<<<<
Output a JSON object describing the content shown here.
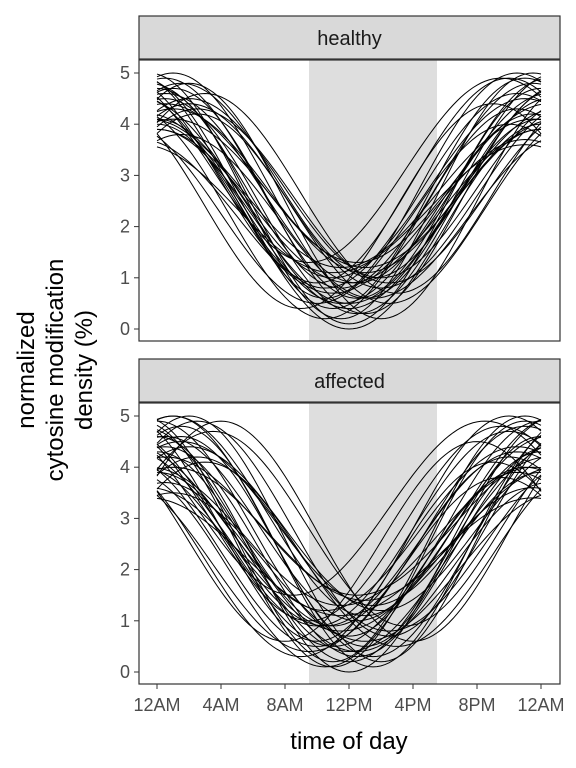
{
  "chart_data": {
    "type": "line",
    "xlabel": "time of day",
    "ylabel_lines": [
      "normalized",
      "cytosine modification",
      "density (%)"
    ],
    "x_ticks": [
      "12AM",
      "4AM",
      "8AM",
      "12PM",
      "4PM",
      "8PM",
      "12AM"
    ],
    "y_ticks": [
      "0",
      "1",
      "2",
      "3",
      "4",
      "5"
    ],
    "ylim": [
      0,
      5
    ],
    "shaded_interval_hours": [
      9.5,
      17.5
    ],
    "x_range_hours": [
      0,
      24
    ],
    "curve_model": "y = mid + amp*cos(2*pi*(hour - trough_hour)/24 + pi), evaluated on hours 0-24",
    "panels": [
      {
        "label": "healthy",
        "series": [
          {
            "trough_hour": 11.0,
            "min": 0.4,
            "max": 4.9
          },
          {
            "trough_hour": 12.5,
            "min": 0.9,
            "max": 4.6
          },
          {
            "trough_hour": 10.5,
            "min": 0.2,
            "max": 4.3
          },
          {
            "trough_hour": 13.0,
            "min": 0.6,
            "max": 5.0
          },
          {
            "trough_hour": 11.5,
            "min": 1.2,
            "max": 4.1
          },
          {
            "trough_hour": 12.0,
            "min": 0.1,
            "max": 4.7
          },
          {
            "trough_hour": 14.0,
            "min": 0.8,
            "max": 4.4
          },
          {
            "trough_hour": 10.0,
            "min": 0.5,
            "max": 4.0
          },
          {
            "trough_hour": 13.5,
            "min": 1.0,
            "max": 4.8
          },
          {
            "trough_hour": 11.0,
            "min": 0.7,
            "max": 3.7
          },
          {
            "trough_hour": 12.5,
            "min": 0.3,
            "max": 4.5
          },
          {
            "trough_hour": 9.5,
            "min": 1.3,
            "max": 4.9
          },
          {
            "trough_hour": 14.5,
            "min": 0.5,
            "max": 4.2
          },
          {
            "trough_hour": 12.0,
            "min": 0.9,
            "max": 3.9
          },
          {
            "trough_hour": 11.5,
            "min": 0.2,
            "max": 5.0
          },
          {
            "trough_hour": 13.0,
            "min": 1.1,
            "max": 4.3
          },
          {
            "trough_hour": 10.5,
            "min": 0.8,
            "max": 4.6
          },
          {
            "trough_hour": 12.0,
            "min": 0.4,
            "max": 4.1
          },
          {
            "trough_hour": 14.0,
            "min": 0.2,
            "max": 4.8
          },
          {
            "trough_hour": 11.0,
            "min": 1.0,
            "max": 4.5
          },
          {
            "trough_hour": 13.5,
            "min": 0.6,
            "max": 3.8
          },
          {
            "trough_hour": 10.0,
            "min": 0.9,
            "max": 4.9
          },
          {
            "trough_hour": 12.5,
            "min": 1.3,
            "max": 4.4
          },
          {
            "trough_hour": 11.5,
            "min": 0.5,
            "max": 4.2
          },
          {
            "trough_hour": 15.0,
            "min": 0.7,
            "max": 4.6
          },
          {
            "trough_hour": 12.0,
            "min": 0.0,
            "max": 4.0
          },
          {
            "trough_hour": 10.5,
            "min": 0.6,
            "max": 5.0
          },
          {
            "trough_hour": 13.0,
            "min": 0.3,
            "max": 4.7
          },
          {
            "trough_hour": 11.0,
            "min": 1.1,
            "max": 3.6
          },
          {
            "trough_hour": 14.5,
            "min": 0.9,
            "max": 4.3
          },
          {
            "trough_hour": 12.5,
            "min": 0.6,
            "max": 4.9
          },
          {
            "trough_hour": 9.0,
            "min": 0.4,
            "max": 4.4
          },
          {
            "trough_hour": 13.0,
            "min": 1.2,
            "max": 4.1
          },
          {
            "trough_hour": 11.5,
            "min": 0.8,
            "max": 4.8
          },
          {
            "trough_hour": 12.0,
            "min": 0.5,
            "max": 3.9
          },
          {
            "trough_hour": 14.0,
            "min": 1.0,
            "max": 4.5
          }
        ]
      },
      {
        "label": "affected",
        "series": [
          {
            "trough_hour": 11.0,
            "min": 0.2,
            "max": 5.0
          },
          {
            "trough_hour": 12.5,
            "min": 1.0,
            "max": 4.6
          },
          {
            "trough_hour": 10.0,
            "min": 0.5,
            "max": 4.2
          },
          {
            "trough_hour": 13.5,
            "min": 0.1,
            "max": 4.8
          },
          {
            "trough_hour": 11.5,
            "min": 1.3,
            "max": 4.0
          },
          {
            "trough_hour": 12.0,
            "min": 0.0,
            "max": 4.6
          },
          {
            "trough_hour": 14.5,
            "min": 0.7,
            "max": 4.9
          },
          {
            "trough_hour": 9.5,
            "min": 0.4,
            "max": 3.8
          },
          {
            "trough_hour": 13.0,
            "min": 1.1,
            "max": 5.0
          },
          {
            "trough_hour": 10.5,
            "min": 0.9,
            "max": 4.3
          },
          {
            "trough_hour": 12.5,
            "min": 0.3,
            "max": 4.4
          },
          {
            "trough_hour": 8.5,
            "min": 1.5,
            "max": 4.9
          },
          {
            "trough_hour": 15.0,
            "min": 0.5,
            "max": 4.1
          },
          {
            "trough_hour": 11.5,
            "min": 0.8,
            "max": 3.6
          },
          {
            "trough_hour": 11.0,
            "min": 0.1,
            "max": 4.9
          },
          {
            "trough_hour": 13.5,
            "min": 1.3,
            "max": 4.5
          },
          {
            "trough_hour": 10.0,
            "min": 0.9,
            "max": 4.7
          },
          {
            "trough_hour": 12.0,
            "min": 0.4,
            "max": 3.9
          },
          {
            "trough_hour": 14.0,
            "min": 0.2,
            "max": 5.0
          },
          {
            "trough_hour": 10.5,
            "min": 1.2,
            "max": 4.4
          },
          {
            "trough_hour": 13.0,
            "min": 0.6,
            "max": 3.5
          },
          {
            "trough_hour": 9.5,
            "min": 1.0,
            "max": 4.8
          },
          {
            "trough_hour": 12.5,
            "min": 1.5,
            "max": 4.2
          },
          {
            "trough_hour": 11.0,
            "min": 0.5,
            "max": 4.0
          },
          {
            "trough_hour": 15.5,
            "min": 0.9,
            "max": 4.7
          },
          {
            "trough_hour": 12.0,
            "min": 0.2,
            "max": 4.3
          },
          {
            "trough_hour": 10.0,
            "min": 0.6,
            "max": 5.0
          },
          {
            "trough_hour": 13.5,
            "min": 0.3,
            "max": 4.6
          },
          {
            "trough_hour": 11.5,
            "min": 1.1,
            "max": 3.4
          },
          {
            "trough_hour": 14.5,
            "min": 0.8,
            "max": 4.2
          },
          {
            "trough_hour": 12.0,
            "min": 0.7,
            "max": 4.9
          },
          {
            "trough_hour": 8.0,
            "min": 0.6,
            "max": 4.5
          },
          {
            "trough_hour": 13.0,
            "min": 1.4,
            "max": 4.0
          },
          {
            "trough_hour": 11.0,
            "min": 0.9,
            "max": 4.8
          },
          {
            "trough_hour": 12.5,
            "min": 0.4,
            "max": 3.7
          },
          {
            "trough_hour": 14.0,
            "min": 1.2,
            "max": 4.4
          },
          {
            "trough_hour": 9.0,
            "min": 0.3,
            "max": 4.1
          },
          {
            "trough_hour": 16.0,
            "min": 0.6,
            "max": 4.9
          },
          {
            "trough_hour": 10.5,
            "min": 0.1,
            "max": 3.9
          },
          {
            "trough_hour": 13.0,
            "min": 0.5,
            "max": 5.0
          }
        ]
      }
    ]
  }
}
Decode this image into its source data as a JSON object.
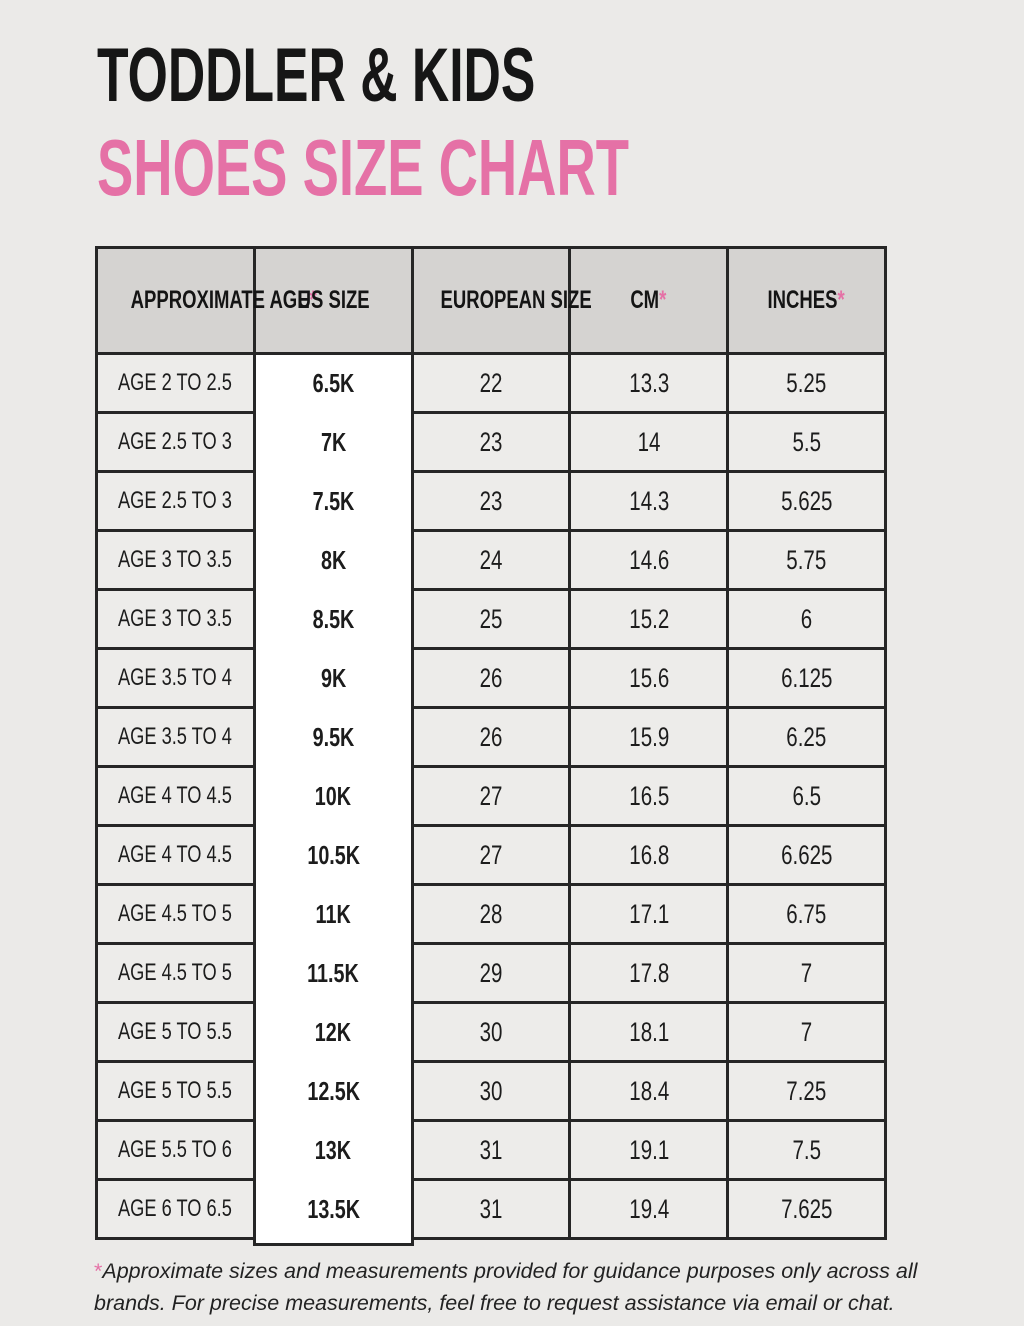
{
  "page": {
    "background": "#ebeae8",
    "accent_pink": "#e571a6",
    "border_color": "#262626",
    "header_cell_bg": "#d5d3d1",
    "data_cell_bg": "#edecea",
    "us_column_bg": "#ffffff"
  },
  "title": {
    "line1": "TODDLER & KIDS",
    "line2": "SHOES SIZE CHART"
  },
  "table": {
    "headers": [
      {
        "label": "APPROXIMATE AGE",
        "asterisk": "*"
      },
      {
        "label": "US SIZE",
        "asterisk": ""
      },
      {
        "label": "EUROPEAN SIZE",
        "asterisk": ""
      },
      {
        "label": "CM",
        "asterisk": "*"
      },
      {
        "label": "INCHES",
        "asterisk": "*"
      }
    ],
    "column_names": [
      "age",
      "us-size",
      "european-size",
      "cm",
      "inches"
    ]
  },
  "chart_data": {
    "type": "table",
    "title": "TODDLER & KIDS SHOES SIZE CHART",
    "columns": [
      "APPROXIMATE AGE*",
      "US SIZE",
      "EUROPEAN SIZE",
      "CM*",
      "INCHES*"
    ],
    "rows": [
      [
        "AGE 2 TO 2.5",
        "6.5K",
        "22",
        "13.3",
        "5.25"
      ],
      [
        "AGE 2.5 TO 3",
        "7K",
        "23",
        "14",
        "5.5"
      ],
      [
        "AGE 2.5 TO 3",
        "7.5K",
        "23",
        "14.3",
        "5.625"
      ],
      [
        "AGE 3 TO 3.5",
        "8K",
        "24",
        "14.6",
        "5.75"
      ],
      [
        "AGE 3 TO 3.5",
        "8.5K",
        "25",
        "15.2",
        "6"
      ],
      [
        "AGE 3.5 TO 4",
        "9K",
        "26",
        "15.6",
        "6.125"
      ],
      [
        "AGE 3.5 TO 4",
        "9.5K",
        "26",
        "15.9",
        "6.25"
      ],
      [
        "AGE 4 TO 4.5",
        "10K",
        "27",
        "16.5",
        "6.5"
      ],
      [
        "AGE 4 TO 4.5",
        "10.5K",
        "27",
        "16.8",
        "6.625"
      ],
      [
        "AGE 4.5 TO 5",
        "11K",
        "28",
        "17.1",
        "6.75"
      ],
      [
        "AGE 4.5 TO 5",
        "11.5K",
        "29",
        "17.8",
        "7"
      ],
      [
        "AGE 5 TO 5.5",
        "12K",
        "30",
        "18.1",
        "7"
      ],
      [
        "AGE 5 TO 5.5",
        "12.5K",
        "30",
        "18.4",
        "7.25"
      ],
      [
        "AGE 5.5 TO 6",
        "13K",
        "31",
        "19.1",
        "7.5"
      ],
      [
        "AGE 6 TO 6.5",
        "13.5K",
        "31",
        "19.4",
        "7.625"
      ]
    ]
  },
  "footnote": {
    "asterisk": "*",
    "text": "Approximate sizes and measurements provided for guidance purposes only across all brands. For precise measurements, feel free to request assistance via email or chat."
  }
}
>>>>
WRITTEN EXERCISE ->
Pull every line containing "title" from the material above.

TASK ANSWER ->
  "title": {
    "title": "TODDLER & KIDS SHOES SIZE CHART",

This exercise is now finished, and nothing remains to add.